Crossing The Line? – Qatar World Cup 2022
Before the 1978 World Cup in Argentina, Amnesty International urged fans not to boycott watching the football, but to research information about the victims of torture, imprisonment and disappearance in the host nation. The message was amplified by groups around the world. Although the military government got their Argentina win, the presence of international media, according to various articles in the international press, brought visibility to groups campaigning on behalf of the ‘disappeared’. I think it was the first time I thought about geopolitics, human rights and football. I watched it on TV.
The run up to the World Cup competitions staged in South Africa and Brazil saw violence used by both states on their local populations. The clearing of informal housing, attacks on peaceful demonstrators (demonstrating about poverty, women’s rights etc), harassing of homeless people, working conditions for domestic and migrant workforces etc were all challenged by Amnesty International at the time. Protests in both countries also focused squarely on the resources being devoted to the World Cup and away from local needs. I watched them on TV.
Amnesty commented in 2018 that FIFA’s failure to carry out due diligence on Russia’s ‘rampant’ human rights abuses before its hosting of the tournament was an own goal. The politicking went on, as did the repression. Mo Salah received the Freedom of Chechnya from its despot, Putin-supporting leader. A millionaire footballer exploited by an ally of the state whose militias had annexed the Crimea four years earlier. That was of course a couple of years after Ukraine had co-hosted Euro 2012. And that was just after the International Federation for Human Rights had described Ukraine as “one of the countries seeing the most serious violations against human rights activists.” As of 17 January 2013 Ukraine lost all of its 211 cases at European Court of Human Rights. And on… and on. I watched the football on TV.
When UEFA decided to take the ridiculous step in 2020 of staging the Euros all over Europe, they included Baku, in Azerbaijan, as a destination. It’s not an oasis of human rights. Wales played two games there. I watched on TV.
Although most of the football I watch live takes place in front of crowds measured in the hundreds, I do follow Wales and go to whatever games I can. I went to the home qualifiers for the World Cup, knowing, especially as media attention began to focus more and more scrutiny on Qatar, just what a desperately horrible regime is in charge there.
I’m not a huge fan of the English Premier League or Champions League but I follow the fortunes of Liverpool FC because I used to go there and I liked the football. This season I’ve watched them play against Newcastle United, a club owned by Saudi Arabia’s public investment fund (and some Chinese capital partners), and Manchester City, a club owned for the most part by Sheik Mansour of the United Arab Emirates. He’s the deputy prime minister of a state whose fhuman rights record does a fair impression of say… Saudi Arabia’s. I keep wondering where I should draw the line about what exactly which sporting occasions are morally acceptable to watch on TV. Has the line been drawn at Qatar?

Item position records

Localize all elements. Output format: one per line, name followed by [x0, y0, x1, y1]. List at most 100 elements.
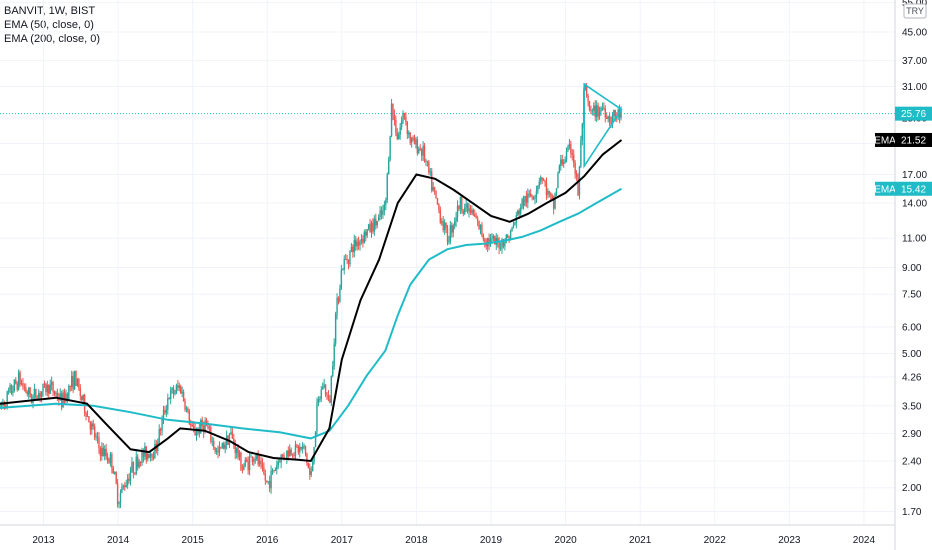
candle-down — [266, 480, 268, 482]
candle-up — [253, 459, 255, 463]
candle-up — [270, 470, 272, 489]
candle-up — [258, 460, 261, 465]
candle-up — [432, 187, 434, 191]
ema200-line[interactable] — [0, 187, 622, 440]
ema200-tag-label: 15.42 — [901, 184, 926, 195]
candle-up — [244, 459, 246, 467]
candle-down — [10, 385, 13, 394]
candle-up — [342, 269, 344, 271]
candle-up — [524, 195, 526, 206]
triangle-drawing[interactable] — [583, 82, 623, 169]
candle-down — [409, 132, 411, 143]
candle-down — [72, 375, 74, 390]
y-tick-label: 2.40 — [902, 457, 922, 468]
candle-down — [260, 460, 262, 464]
ema50-tag-label: 21.52 — [901, 135, 926, 146]
candle-up — [171, 388, 173, 391]
candle-down — [48, 384, 50, 394]
candle-down — [145, 446, 147, 460]
candle-down — [413, 137, 416, 145]
ema50-tag: EMA 21.52 — [874, 132, 932, 147]
candle-up — [65, 394, 67, 402]
candle-up — [464, 207, 466, 214]
candle-down — [439, 209, 442, 223]
legend-ema200[interactable]: EMA (200, close, 0) — [4, 33, 100, 45]
candle-up — [311, 461, 314, 472]
candle-down — [191, 424, 193, 427]
candle-up — [33, 388, 36, 396]
candle-down — [518, 210, 520, 215]
candle-down — [151, 453, 153, 457]
candle-down — [304, 445, 307, 454]
candle-down — [337, 297, 340, 302]
candle-down — [532, 197, 535, 200]
candle-down — [60, 393, 63, 407]
candle-down — [420, 149, 423, 156]
candle-down — [223, 443, 225, 449]
candle-up — [248, 457, 251, 471]
candle-up — [360, 238, 363, 241]
candle-down — [529, 193, 532, 197]
y-tick-label: 37.00 — [902, 56, 927, 67]
candle-down — [372, 222, 374, 232]
candle-up — [289, 449, 291, 457]
candle-up — [138, 461, 140, 468]
x-tick-label: 2022 — [704, 535, 727, 546]
candle-up — [6, 391, 8, 407]
candle-up — [316, 402, 318, 432]
candle-down — [264, 474, 267, 481]
candle-up — [468, 208, 470, 212]
triangle-shape[interactable] — [583, 82, 623, 169]
candle-down — [5, 405, 7, 407]
candle-down — [347, 259, 350, 265]
candle-down — [327, 395, 330, 399]
candle-up — [42, 383, 44, 392]
legend-symbol[interactable]: BANVIT, 1W, BIST — [4, 5, 96, 17]
ema50-path[interactable] — [0, 139, 623, 463]
candle-down — [132, 462, 135, 473]
candle-up — [95, 436, 97, 438]
candle-down — [428, 161, 430, 173]
candle-down — [525, 195, 528, 203]
ema200-path[interactable] — [0, 187, 622, 440]
candle-down — [577, 177, 579, 196]
candle-up — [149, 453, 152, 458]
candle-up — [465, 203, 467, 208]
candle-up — [538, 181, 540, 187]
candle-down — [575, 173, 578, 178]
candle-up — [200, 420, 202, 434]
candle-up — [317, 399, 320, 403]
candle-up — [330, 375, 333, 403]
candle-up — [598, 111, 601, 117]
x-tick-label: 2014 — [107, 535, 130, 546]
candle-up — [267, 481, 269, 482]
candle-down — [187, 408, 189, 412]
candle-up — [174, 392, 176, 395]
candle-up — [135, 456, 137, 474]
currency-badge[interactable]: TRY — [903, 3, 927, 19]
ema50-line[interactable] — [0, 139, 623, 463]
candle-down — [240, 452, 242, 470]
candle-up — [9, 385, 11, 392]
candle-down — [445, 222, 447, 229]
candle-up — [104, 448, 106, 457]
candle-up — [121, 486, 123, 493]
candle-up — [250, 456, 252, 458]
x-tick-label: 2016 — [256, 535, 279, 546]
candle-down — [442, 221, 444, 230]
candle-up — [161, 418, 163, 431]
candle-up — [114, 472, 116, 474]
candle-down — [257, 453, 259, 465]
legend-ema50[interactable]: EMA (50, close, 0) — [4, 19, 94, 31]
candle-down — [329, 398, 331, 403]
candle-up — [366, 229, 368, 236]
candle-down — [469, 208, 472, 213]
candle-down — [594, 105, 596, 117]
candle-up — [613, 109, 615, 117]
candle-up — [131, 462, 133, 472]
candle-up — [505, 235, 508, 243]
candle-up — [567, 146, 569, 151]
candle-down — [395, 119, 397, 134]
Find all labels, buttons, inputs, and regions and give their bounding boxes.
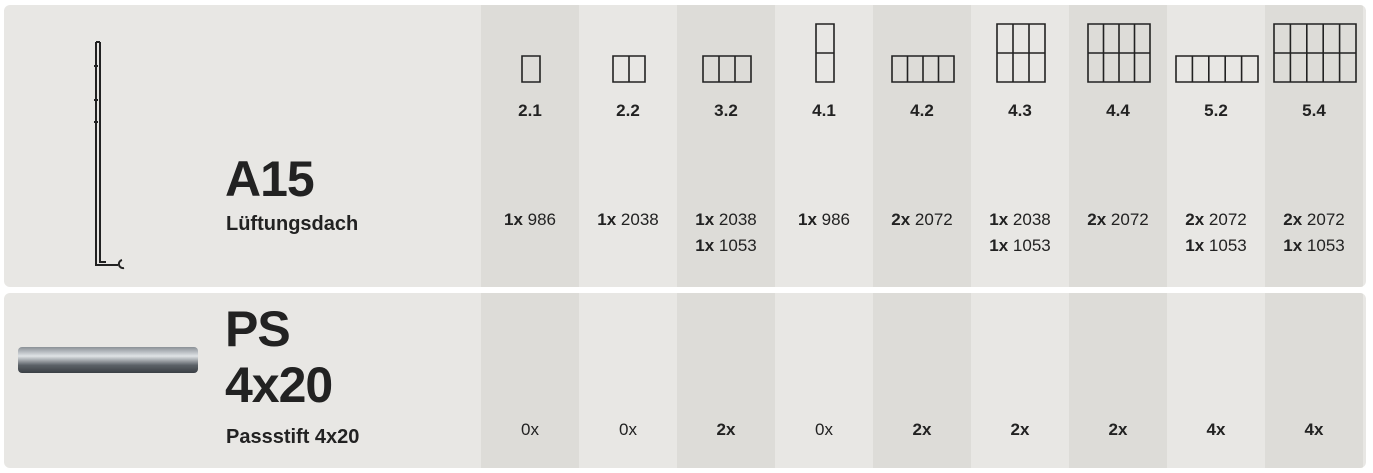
pin-image (18, 347, 198, 373)
cell: 0x (481, 417, 579, 443)
window-icon (521, 55, 541, 83)
length: 986 (821, 210, 851, 229)
product-row: A15 Lüftungsdach 1x 986 2.1 1x 2038 2.2 1x 2… (4, 5, 1366, 287)
cell: 1x 986 (775, 207, 873, 233)
column-label: 4.2 (910, 101, 934, 120)
quantity: 1x (989, 210, 1009, 229)
window-icon (702, 55, 752, 83)
cell: 1x 986 (481, 207, 579, 233)
cell: 2x (873, 417, 971, 443)
cell: 2x 2072 (1167, 207, 1265, 233)
column (1265, 5, 1363, 287)
cell: 1x 1053 (971, 233, 1069, 259)
cell: 1x 2038 (971, 207, 1069, 233)
column-label: 3.2 (714, 101, 738, 120)
length: 2038 (620, 210, 659, 229)
quantity: 1x (1283, 236, 1303, 255)
column (873, 5, 971, 287)
window-icon (1175, 55, 1259, 83)
length: 1053 (1208, 236, 1247, 255)
quantity: 2x (1185, 210, 1205, 229)
cell: 1x 2038 (579, 207, 677, 233)
quantity: 0x (815, 420, 833, 439)
column (1265, 293, 1363, 468)
quantity: 2x (1283, 210, 1303, 229)
quantity: 0x (521, 420, 539, 439)
length: 2038 (1012, 210, 1051, 229)
column-label: 2.1 (518, 101, 542, 120)
quantity: 0x (619, 420, 637, 439)
product-code: PS (225, 301, 291, 357)
cell: 4x (1167, 417, 1265, 443)
cell: 1x 1053 (677, 233, 775, 259)
column (873, 293, 971, 468)
window-icon (1273, 23, 1357, 83)
length: 1053 (1306, 236, 1345, 255)
cell: 1x 1053 (1265, 233, 1363, 259)
quantity: 4x (1304, 420, 1324, 439)
column-label: 4.1 (812, 101, 836, 120)
window-icon (1087, 23, 1151, 83)
window-icon (815, 23, 835, 83)
column (579, 5, 677, 287)
window-icon (891, 55, 955, 83)
quantity: 2x (1087, 210, 1107, 229)
column (677, 5, 775, 287)
length: 2072 (914, 210, 953, 229)
quantity: 2x (716, 420, 736, 439)
length: 2072 (1306, 210, 1345, 229)
column-label: 5.2 (1204, 101, 1228, 120)
quantity: 2x (1010, 420, 1030, 439)
length: 2038 (718, 210, 757, 229)
cell: 2x 2072 (873, 207, 971, 233)
quantity: 2x (1108, 420, 1128, 439)
column-label: 4.3 (1008, 101, 1032, 120)
product-code: A15 (225, 151, 315, 207)
quantity: 1x (597, 210, 617, 229)
cell: 2x 2072 (1069, 207, 1167, 233)
cell: 0x (579, 417, 677, 443)
cell: 2x 2072 (1265, 207, 1363, 233)
cell: 1x 1053 (1167, 233, 1265, 259)
product-row: PS 4x20 Passstift 4x20 0x 0x 2x 0x 2x 2x 2x 4x 4… (4, 293, 1366, 468)
column (481, 293, 579, 468)
length: 1053 (1012, 236, 1051, 255)
quantity: 1x (503, 210, 523, 229)
cell: 2x (1069, 417, 1167, 443)
window-icon (996, 23, 1046, 83)
cell: 0x (775, 417, 873, 443)
cell: 4x (1265, 417, 1363, 443)
product-name: Lüftungsdach (226, 213, 359, 235)
cell: 1x 2038 (677, 207, 775, 233)
column-label: 4.4 (1106, 101, 1130, 120)
column-label: 2.2 (616, 101, 640, 120)
quantity: 1x (989, 236, 1009, 255)
quantity: 2x (912, 420, 932, 439)
cell: 2x (677, 417, 775, 443)
column (1069, 293, 1167, 468)
quantity: 4x (1206, 420, 1226, 439)
product-name: Passstift 4x20 (226, 426, 360, 448)
column (677, 293, 775, 468)
quantity: 1x (797, 210, 817, 229)
cell: 2x (971, 417, 1069, 443)
profile-drawing (94, 41, 125, 270)
length: 2072 (1110, 210, 1149, 229)
quantity: 1x (695, 210, 715, 229)
quantity: 2x (891, 210, 911, 229)
column-label: 5.4 (1302, 101, 1326, 120)
length: 986 (527, 210, 557, 229)
column (481, 5, 579, 287)
window-icon (612, 55, 646, 83)
length: 2072 (1208, 210, 1247, 229)
quantity: 1x (695, 236, 715, 255)
product-code: 4x20 (225, 357, 333, 413)
quantity: 1x (1185, 236, 1205, 255)
length: 1053 (718, 236, 757, 255)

**REQUIREMENT:** Resume the blog post above on watching World Cups held in countries with poor human rights records, picking up right after its closing question.

**ANSWER TO THE PROBLEM:**
One thing that’s become clear in the age of digital media is that it’s much harder for the Qataris to control the World Cup narrative than it was for the Argentine military. So when Laura McAllister gets told to remove her rainbow bucket hat by a Qatari policewoman, we see it on the national news shortly afterwards. I’m not sure there’s much evidence of sports washing – in fact it’s more like their dirty laundry is being aired to a very wide public indeed. I know more about human rights abuses in Qatar now than I did before – because I’ve never really thought about Qatar much before…
I wish I had the clarity of some of my friends whose convictions are bright-eyed and firm. They will not watch. They condemn the whole thing. For them, Qatar crosses the Rubicon. My own feeling is that for my entire lifetime, I’ve been ducking and diving and swimming my way through a sporting moral morass. We all have. If we think we haven’t, then my view is that were kidding ourselves. Major tournament by major tournament, Premier League season by Premier League season, we compromise ourselves because in those spheres football became something different a long time ago.
People died during the creation of football stadiums. There is no way to avoid the issue. Some of regimes to which the biggest international football tournament has been awarded are fundamentally corrupt. That hasn’t changed for decades. None are without fault. If we’re going to have international sporting competitions at all, it’s likely we’re going to be compromised as fans because governments and governing bodies don’t place us high on their lists of priorities.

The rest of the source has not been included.